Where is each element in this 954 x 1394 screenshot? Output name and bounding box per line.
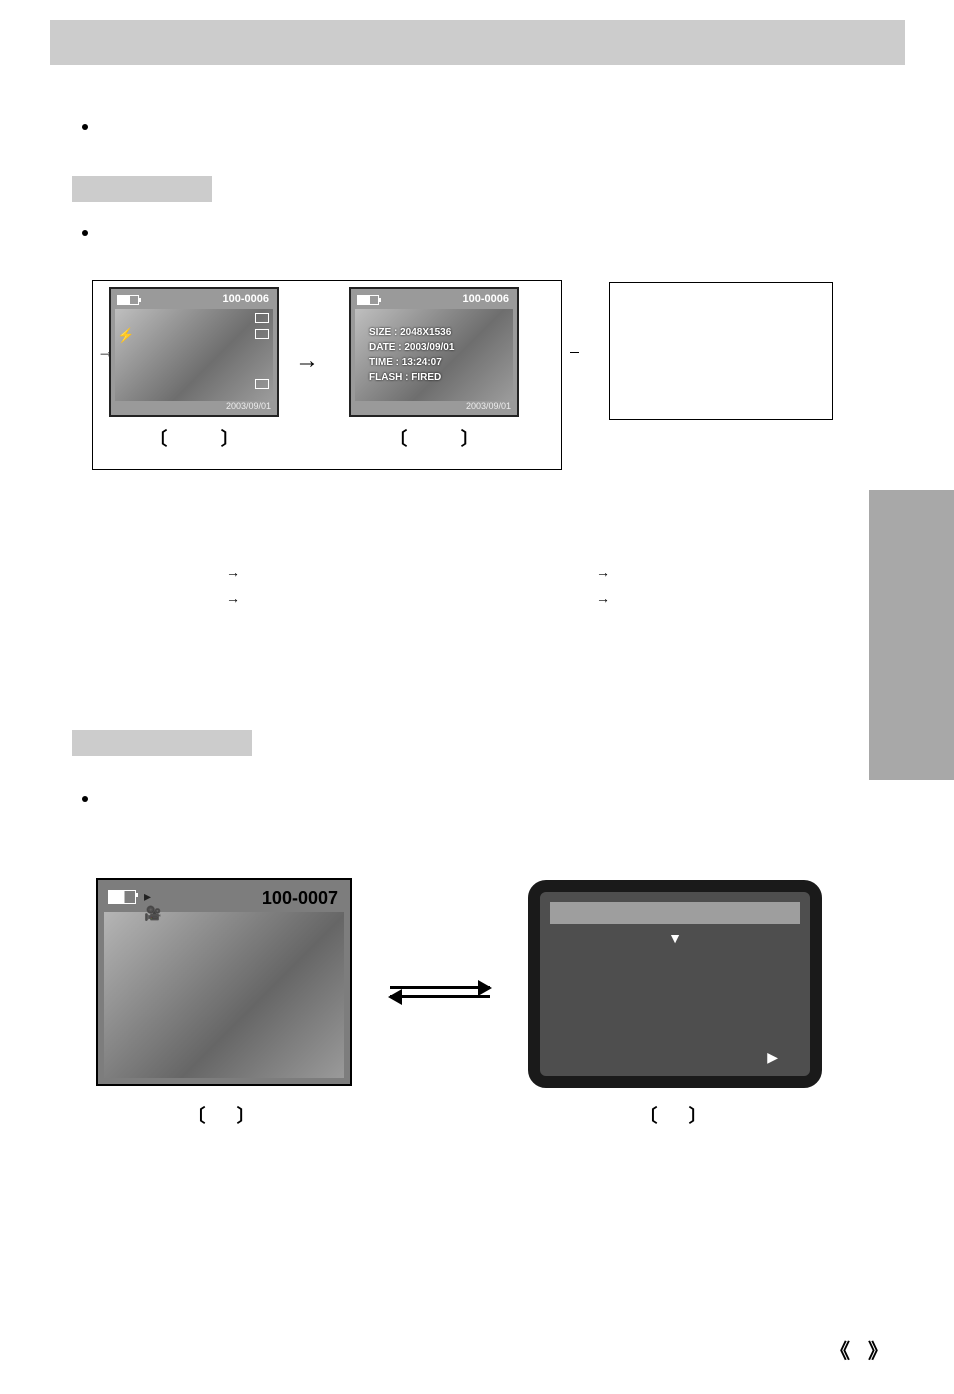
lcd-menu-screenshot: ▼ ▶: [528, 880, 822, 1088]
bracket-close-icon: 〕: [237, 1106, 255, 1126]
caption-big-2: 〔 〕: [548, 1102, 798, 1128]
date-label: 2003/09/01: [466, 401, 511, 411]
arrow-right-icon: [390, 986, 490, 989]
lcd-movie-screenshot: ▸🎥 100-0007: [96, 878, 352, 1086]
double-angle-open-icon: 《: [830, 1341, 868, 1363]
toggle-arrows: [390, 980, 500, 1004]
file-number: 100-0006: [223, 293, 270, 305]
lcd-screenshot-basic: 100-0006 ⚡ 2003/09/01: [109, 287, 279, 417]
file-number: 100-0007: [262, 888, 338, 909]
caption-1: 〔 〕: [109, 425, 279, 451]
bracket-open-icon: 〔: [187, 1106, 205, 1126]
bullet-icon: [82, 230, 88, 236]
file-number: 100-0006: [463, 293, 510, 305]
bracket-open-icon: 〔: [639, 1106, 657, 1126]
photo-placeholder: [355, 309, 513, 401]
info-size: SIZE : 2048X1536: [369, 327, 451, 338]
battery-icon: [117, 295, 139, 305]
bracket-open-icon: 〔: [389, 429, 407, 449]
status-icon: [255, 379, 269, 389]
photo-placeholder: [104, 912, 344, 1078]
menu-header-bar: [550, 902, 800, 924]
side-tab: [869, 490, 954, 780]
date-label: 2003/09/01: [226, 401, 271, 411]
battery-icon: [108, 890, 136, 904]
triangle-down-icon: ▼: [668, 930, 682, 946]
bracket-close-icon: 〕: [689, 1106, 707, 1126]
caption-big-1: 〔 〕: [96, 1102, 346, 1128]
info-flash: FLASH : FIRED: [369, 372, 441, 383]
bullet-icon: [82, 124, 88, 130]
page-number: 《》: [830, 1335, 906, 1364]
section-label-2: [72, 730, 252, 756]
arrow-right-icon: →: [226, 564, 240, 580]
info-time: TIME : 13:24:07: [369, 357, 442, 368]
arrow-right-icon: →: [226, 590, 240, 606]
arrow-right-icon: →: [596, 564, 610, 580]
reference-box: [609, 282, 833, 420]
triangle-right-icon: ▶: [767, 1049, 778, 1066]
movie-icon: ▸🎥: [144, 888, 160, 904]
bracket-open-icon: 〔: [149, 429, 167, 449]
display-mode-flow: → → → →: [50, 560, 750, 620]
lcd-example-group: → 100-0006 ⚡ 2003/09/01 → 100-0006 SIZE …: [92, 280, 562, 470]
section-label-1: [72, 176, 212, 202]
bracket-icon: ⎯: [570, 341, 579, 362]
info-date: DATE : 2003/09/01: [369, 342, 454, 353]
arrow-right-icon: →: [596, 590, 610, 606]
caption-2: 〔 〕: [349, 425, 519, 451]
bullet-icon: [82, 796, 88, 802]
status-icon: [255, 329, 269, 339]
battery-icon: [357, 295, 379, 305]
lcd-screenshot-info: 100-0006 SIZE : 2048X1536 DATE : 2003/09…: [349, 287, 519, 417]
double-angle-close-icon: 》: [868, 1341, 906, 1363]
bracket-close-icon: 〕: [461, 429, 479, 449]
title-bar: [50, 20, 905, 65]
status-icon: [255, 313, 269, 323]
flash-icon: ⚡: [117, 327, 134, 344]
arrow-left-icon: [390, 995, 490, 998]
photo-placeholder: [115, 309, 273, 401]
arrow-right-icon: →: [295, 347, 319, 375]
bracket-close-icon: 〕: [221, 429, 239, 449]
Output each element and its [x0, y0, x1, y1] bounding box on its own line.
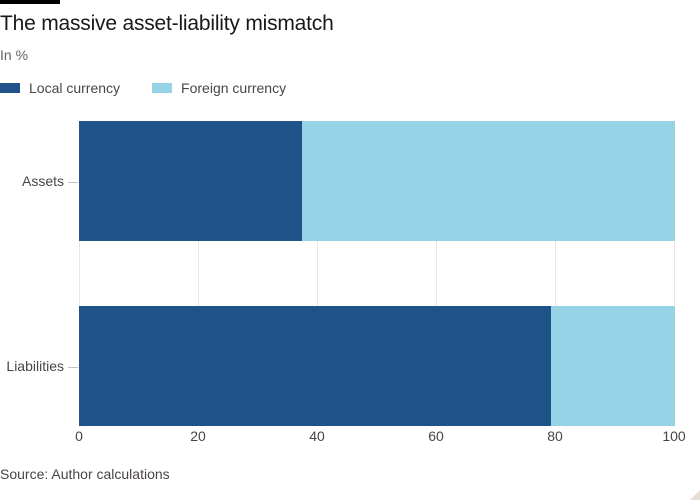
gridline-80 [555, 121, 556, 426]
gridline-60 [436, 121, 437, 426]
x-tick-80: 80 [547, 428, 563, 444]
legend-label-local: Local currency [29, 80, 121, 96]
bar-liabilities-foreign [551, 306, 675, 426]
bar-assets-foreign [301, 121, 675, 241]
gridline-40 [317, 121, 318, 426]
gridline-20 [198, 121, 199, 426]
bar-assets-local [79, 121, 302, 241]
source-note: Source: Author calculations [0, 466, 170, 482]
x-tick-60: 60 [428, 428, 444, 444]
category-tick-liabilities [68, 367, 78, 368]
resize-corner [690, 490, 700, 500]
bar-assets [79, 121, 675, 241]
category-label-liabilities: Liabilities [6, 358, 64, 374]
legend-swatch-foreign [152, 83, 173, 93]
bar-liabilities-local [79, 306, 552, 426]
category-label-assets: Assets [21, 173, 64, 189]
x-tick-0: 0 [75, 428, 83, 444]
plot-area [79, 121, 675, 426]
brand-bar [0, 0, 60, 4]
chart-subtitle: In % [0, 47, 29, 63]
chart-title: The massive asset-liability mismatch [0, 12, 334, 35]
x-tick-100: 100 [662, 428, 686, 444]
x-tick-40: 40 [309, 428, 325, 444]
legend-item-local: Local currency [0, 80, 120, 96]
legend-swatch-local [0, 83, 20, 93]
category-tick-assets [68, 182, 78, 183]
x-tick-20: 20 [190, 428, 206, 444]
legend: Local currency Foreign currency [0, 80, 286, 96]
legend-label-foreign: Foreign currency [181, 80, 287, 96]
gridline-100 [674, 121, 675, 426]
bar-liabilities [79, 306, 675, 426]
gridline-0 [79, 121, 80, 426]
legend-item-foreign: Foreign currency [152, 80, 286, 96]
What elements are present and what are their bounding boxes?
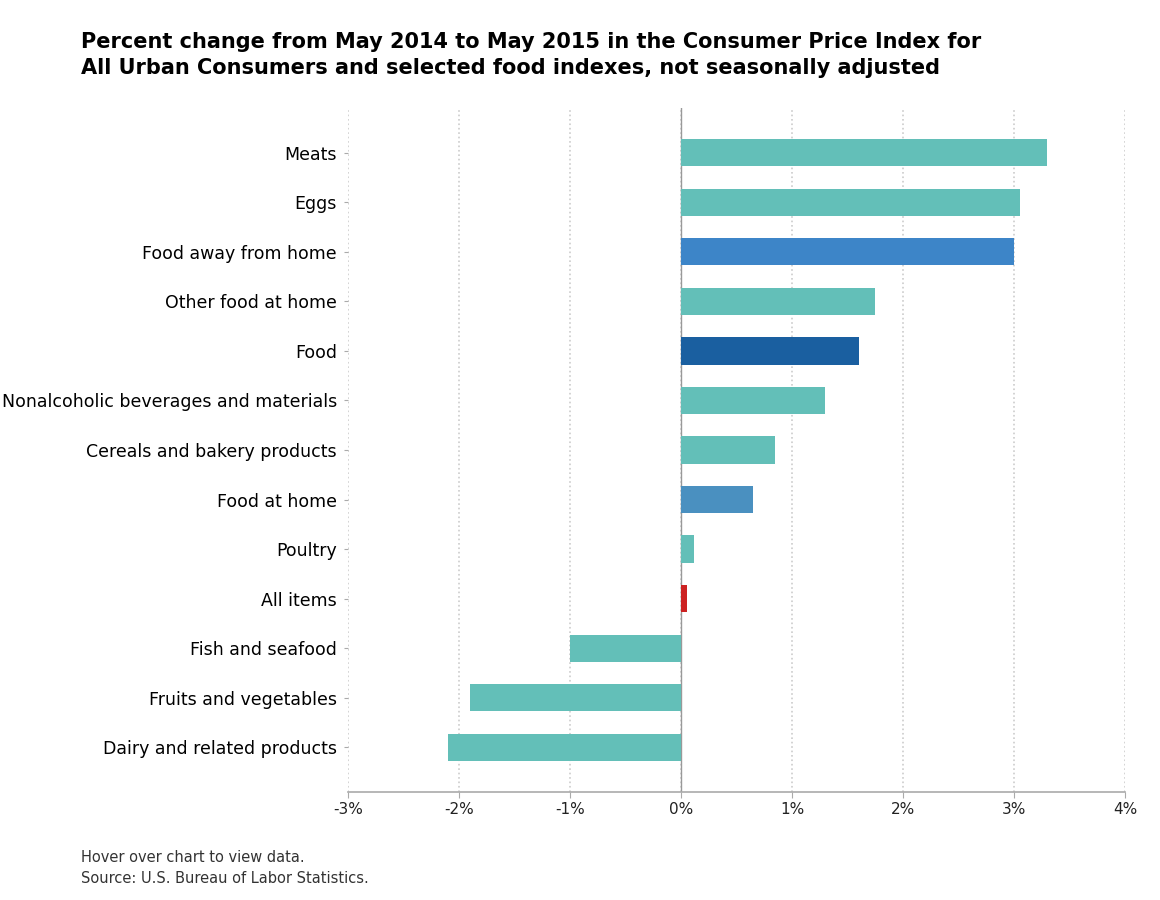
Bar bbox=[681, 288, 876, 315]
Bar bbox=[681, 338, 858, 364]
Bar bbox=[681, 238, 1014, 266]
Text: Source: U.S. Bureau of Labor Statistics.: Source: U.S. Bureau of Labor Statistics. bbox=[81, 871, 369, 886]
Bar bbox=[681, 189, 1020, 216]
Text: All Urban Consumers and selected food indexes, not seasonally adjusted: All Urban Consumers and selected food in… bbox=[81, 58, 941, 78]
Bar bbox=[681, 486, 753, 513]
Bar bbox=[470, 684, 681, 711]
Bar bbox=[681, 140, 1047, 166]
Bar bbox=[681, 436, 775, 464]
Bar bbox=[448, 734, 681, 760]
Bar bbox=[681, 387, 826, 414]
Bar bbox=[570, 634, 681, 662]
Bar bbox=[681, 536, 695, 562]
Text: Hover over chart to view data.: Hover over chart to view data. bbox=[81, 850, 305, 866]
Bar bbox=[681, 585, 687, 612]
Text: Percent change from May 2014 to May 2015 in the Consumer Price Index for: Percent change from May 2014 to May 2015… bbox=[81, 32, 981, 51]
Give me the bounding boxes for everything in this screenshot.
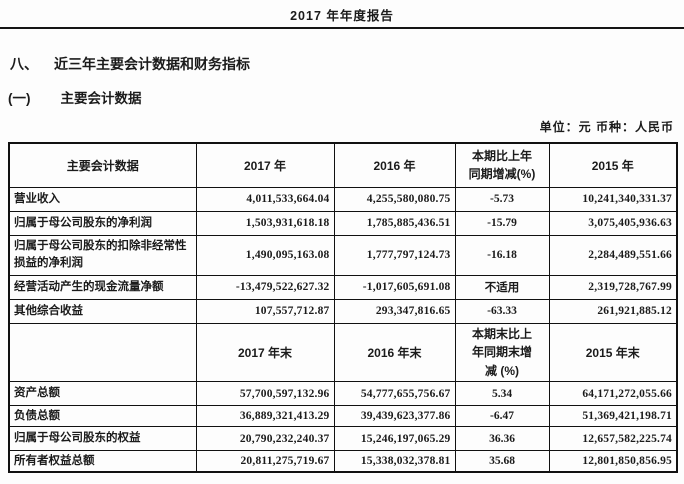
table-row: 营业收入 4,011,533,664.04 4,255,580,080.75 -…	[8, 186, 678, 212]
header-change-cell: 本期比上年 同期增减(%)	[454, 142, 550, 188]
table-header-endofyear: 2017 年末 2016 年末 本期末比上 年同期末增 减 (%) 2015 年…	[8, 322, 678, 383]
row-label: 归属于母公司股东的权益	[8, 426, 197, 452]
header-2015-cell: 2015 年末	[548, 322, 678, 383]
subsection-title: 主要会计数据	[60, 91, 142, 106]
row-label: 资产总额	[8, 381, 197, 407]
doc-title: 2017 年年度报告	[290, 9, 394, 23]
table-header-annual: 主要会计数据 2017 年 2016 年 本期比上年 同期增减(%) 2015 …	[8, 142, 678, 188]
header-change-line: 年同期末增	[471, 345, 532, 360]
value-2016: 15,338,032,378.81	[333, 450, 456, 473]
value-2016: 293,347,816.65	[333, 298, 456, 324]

######

Exercise goal
Reproduce all of the records above verbatim, omitting the pictures.

Expected output
Where is each element in this 954 x 1394 screenshot? Output name and bounding box per line.
lcd-menu-screenshot: ▼ ▶: [528, 880, 822, 1088]
bracket-close-icon: 〕: [237, 1106, 255, 1126]
caption-big-2: 〔 〕: [548, 1102, 798, 1128]
date-label: 2003/09/01: [466, 401, 511, 411]
arrow-right-icon: [390, 986, 490, 989]
lcd-movie-screenshot: ▸🎥 100-0007: [96, 878, 352, 1086]
double-angle-open-icon: 《: [830, 1341, 868, 1363]
toggle-arrows: [390, 980, 500, 1004]
file-number: 100-0006: [223, 293, 270, 305]
lcd-screenshot-basic: 100-0006 ⚡ 2003/09/01: [109, 287, 279, 417]
file-number: 100-0007: [262, 888, 338, 909]
caption-1: 〔 〕: [109, 425, 279, 451]
bracket-open-icon: 〔: [187, 1106, 205, 1126]
bullet-icon: [82, 230, 88, 236]
file-number: 100-0006: [463, 293, 510, 305]
bracket-open-icon: 〔: [639, 1106, 657, 1126]
photo-placeholder: [355, 309, 513, 401]
info-size: SIZE : 2048X1536: [369, 327, 451, 338]
battery-icon: [117, 295, 139, 305]
bracket-open-icon: 〔: [389, 429, 407, 449]
status-icon: [255, 379, 269, 389]
photo-placeholder: [104, 912, 344, 1078]
menu-header-bar: [550, 902, 800, 924]
side-tab: [869, 490, 954, 780]
date-label: 2003/09/01: [226, 401, 271, 411]
battery-icon: [108, 890, 136, 904]
triangle-down-icon: ▼: [668, 930, 682, 946]
bracket-close-icon: 〕: [689, 1106, 707, 1126]
caption-big-1: 〔 〕: [96, 1102, 346, 1128]
info-flash: FLASH : FIRED: [369, 372, 441, 383]
bullet-icon: [82, 124, 88, 130]
page-number: 《》: [830, 1335, 906, 1364]
section-label-2: [72, 730, 252, 756]
arrow-right-icon: →: [226, 564, 240, 580]
info-time: TIME : 13:24:07: [369, 357, 442, 368]
arrow-right-icon: →: [226, 590, 240, 606]
arrow-right-icon: →: [596, 564, 610, 580]
reference-box: [609, 282, 833, 420]
triangle-right-icon: ▶: [767, 1049, 778, 1066]
movie-icon: ▸🎥: [144, 888, 160, 904]
bracket-open-icon: 〔: [149, 429, 167, 449]
display-mode-flow: → → → →: [50, 560, 750, 620]
lcd-example-group: → 100-0006 ⚡ 2003/09/01 → 100-0006 SIZE …: [92, 280, 562, 470]
section-label-1: [72, 176, 212, 202]
bracket-icon: ⎯: [570, 341, 579, 362]
info-date: DATE : 2003/09/01: [369, 342, 454, 353]
arrow-right-icon: →: [596, 590, 610, 606]
caption-2: 〔 〕: [349, 425, 519, 451]
bullet-icon: [82, 796, 88, 802]
status-icon: [255, 329, 269, 339]
battery-icon: [357, 295, 379, 305]
lcd-screenshot-info: 100-0006 SIZE : 2048X1536 DATE : 2003/09…: [349, 287, 519, 417]
double-angle-close-icon: 》: [868, 1341, 906, 1363]
bracket-close-icon: 〕: [461, 429, 479, 449]
title-bar: [50, 20, 905, 65]
status-icon: [255, 313, 269, 323]
flash-icon: ⚡: [117, 327, 134, 344]
arrow-left-icon: [390, 995, 490, 998]
photo-placeholder: [115, 309, 273, 401]
arrow-right-icon: →: [295, 347, 319, 375]
bracket-close-icon: 〕: [221, 429, 239, 449]
Output each element and its [x0, y0, x1, y1] bounding box on its own line.
gridline-80 [555, 121, 556, 426]
gridline-60 [436, 121, 437, 426]
x-tick-80: 80 [547, 428, 563, 444]
legend-label-local: Local currency [29, 80, 121, 96]
bar-liabilities-foreign [551, 306, 675, 426]
bar-assets-foreign [301, 121, 675, 241]
gridline-40 [317, 121, 318, 426]
gridline-20 [198, 121, 199, 426]
bar-assets-local [79, 121, 302, 241]
source-note: Source: Author calculations [0, 466, 170, 482]
x-tick-60: 60 [428, 428, 444, 444]
category-tick-liabilities [68, 367, 78, 368]
resize-corner [690, 490, 700, 500]
bar-assets [79, 121, 675, 241]
category-label-liabilities: Liabilities [6, 358, 64, 374]
legend-swatch-foreign [152, 83, 173, 93]
bar-liabilities-local [79, 306, 552, 426]
category-label-assets: Assets [21, 173, 64, 189]
x-tick-0: 0 [75, 428, 83, 444]
plot-area [79, 121, 675, 426]
brand-bar [0, 0, 60, 4]
chart-subtitle: In % [0, 47, 29, 63]
chart-title: The massive asset-liability mismatch [0, 12, 334, 35]
x-tick-100: 100 [662, 428, 686, 444]
x-tick-40: 40 [309, 428, 325, 444]
legend-item-local: Local currency [0, 80, 120, 96]
legend-swatch-local [0, 83, 20, 93]
category-tick-assets [68, 182, 78, 183]
x-tick-20: 20 [190, 428, 206, 444]
legend: Local currency Foreign currency [0, 80, 286, 96]
legend-label-foreign: Foreign currency [181, 80, 287, 96]
gridline-100 [674, 121, 675, 426]
bar-liabilities [79, 306, 675, 426]
gridline-0 [79, 121, 80, 426]
legend-item-foreign: Foreign currency [152, 80, 286, 96]
What elements are present and what are their bounding boxes?
Bar bbox=[681, 288, 876, 315]
Bar bbox=[681, 338, 858, 364]
Bar bbox=[681, 238, 1014, 266]
Text: Source: U.S. Bureau of Labor Statistics.: Source: U.S. Bureau of Labor Statistics. bbox=[81, 871, 369, 886]
Bar bbox=[681, 189, 1020, 216]
Text: All Urban Consumers and selected food indexes, not seasonally adjusted: All Urban Consumers and selected food in… bbox=[81, 58, 941, 78]
Bar bbox=[681, 486, 753, 513]
Bar bbox=[470, 684, 681, 711]
Bar bbox=[681, 140, 1047, 166]
Bar bbox=[681, 436, 775, 464]
Bar bbox=[448, 734, 681, 760]
Bar bbox=[681, 387, 826, 414]
Bar bbox=[570, 634, 681, 662]
Bar bbox=[681, 536, 695, 562]
Text: Hover over chart to view data.: Hover over chart to view data. bbox=[81, 850, 305, 866]
Bar bbox=[681, 585, 687, 612]
Text: Percent change from May 2014 to May 2015 in the Consumer Price Index for: Percent change from May 2014 to May 2015… bbox=[81, 32, 981, 51]
Give me the bounding boxes for everything in this screenshot.
table-row: 营业收入 4,011,533,664.04 4,255,580,080.75 -…	[8, 186, 678, 212]
header-change-cell: 本期比上年 同期增减(%)	[454, 142, 550, 188]
table-header-endofyear: 2017 年末 2016 年末 本期末比上 年同期末增 减 (%) 2015 年…	[8, 322, 678, 383]
row-label: 归属于母公司股东的权益	[8, 426, 197, 452]
header-2015-cell: 2015 年末	[548, 322, 678, 383]
subsection-title: 主要会计数据	[60, 91, 142, 106]
row-label: 资产总额	[8, 381, 197, 407]
doc-title: 2017 年年度报告	[290, 9, 394, 23]
table-header-annual: 主要会计数据 2017 年 2016 年 本期比上年 同期增减(%) 2015 …	[8, 142, 678, 188]
header-change-line: 年同期末增	[471, 345, 532, 360]
value-2016: 15,338,032,378.81	[333, 450, 456, 473]
value-2016: 293,347,816.65	[333, 298, 456, 324]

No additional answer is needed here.